DIRECTIONS: Each line containing the word "September" should be found and copied.

LISTED ENTRIES:
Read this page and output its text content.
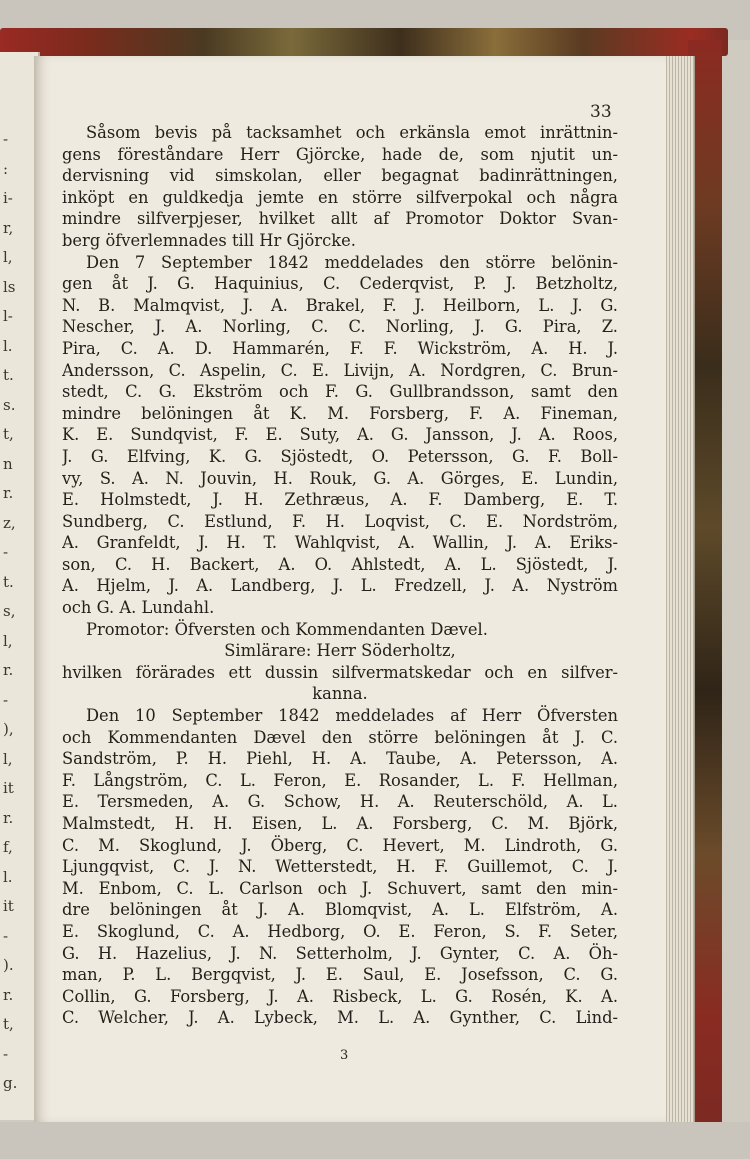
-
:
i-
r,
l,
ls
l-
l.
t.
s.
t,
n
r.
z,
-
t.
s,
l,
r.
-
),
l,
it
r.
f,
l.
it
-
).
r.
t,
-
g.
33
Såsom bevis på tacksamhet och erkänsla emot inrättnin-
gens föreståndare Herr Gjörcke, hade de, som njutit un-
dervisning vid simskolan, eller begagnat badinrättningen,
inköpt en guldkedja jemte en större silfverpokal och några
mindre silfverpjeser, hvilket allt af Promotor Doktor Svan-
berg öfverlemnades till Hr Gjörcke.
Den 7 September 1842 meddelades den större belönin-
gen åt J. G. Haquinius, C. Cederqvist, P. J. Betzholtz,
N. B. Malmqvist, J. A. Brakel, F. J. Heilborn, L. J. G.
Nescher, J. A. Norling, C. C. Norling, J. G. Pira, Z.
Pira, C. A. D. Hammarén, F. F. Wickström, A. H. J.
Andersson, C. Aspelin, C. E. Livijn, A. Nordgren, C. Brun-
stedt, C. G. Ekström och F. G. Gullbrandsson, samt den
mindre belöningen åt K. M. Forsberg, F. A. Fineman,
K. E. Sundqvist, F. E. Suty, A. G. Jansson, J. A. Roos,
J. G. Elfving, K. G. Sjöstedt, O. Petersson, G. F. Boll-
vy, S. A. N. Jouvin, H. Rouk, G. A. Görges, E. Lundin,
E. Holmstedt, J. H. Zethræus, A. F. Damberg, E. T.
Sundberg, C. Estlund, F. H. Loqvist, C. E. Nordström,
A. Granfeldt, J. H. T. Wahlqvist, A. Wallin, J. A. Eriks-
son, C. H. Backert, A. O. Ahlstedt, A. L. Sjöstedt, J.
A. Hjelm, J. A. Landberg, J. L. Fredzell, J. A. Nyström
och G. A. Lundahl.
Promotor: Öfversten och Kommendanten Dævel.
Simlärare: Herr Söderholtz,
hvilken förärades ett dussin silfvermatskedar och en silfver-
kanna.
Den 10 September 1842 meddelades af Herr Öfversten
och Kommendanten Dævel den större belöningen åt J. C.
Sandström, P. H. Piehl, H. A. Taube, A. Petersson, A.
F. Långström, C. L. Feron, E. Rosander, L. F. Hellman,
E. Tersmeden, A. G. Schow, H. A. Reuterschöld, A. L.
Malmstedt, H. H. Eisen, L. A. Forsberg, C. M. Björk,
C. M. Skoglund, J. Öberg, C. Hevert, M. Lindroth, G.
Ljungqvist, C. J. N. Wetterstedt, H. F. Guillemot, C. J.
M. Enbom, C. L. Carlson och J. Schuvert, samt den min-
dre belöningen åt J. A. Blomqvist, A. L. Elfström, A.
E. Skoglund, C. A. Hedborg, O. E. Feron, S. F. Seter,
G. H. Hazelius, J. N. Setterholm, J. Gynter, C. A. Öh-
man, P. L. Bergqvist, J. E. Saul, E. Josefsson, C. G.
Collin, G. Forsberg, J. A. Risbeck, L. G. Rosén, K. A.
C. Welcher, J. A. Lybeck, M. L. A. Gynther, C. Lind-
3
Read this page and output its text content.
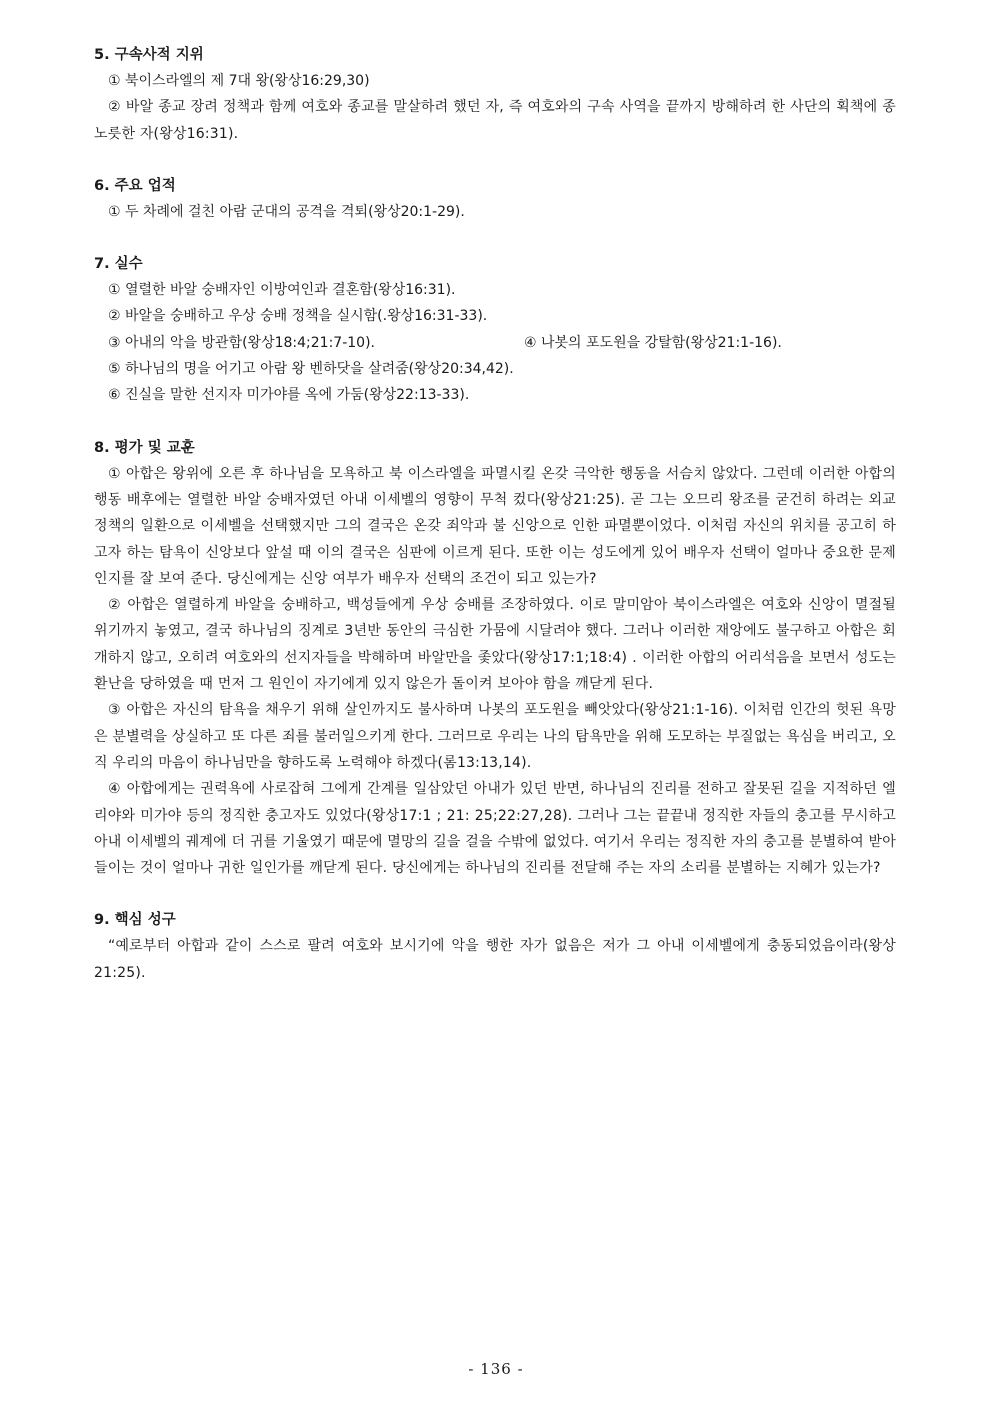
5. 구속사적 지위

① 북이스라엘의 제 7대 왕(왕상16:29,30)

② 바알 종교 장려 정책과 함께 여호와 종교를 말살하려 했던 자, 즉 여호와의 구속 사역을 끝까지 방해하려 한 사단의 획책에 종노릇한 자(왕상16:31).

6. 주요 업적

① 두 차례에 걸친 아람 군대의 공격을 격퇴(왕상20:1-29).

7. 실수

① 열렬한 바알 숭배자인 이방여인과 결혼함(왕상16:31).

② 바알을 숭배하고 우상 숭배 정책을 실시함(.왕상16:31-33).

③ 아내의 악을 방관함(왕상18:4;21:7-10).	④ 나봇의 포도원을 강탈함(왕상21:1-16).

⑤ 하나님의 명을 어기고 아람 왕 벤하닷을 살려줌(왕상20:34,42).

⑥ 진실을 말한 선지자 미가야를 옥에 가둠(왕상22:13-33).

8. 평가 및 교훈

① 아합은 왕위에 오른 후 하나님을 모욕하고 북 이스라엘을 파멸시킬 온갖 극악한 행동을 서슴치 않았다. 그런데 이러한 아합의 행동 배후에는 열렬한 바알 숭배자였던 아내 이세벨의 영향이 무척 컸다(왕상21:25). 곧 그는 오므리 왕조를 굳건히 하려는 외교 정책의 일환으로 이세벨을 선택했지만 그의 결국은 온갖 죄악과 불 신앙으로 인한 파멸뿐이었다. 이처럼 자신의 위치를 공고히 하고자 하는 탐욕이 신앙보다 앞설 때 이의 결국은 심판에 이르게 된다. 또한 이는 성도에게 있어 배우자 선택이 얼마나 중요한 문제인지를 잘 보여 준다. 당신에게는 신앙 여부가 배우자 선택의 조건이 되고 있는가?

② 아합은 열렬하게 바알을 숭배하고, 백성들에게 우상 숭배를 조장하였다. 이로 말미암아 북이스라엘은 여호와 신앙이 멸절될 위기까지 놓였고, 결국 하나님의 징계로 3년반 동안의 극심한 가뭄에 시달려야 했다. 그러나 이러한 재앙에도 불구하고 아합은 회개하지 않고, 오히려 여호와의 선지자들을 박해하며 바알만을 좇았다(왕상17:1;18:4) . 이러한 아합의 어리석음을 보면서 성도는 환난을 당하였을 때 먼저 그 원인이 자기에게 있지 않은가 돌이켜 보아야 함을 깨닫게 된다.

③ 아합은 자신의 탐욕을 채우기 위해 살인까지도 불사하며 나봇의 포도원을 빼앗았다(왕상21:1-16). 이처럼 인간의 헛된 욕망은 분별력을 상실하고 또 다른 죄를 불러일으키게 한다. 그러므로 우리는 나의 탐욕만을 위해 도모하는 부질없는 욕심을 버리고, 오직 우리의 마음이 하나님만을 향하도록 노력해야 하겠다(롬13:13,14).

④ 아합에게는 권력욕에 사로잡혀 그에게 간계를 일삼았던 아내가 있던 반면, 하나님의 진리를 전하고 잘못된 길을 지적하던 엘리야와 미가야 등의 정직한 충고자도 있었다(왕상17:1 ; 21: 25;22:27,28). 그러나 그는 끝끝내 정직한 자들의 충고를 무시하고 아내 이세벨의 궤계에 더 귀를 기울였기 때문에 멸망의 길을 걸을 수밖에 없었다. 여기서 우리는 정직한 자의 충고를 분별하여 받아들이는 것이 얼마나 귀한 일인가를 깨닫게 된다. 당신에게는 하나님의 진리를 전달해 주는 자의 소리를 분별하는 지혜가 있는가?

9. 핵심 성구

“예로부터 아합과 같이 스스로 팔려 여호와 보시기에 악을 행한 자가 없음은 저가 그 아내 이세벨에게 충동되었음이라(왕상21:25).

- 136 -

REPLY TO THE TASK:
Den 7 September 1842 meddelades den större belönin-
Den 10 September 1842 meddelades af Herr Öfversten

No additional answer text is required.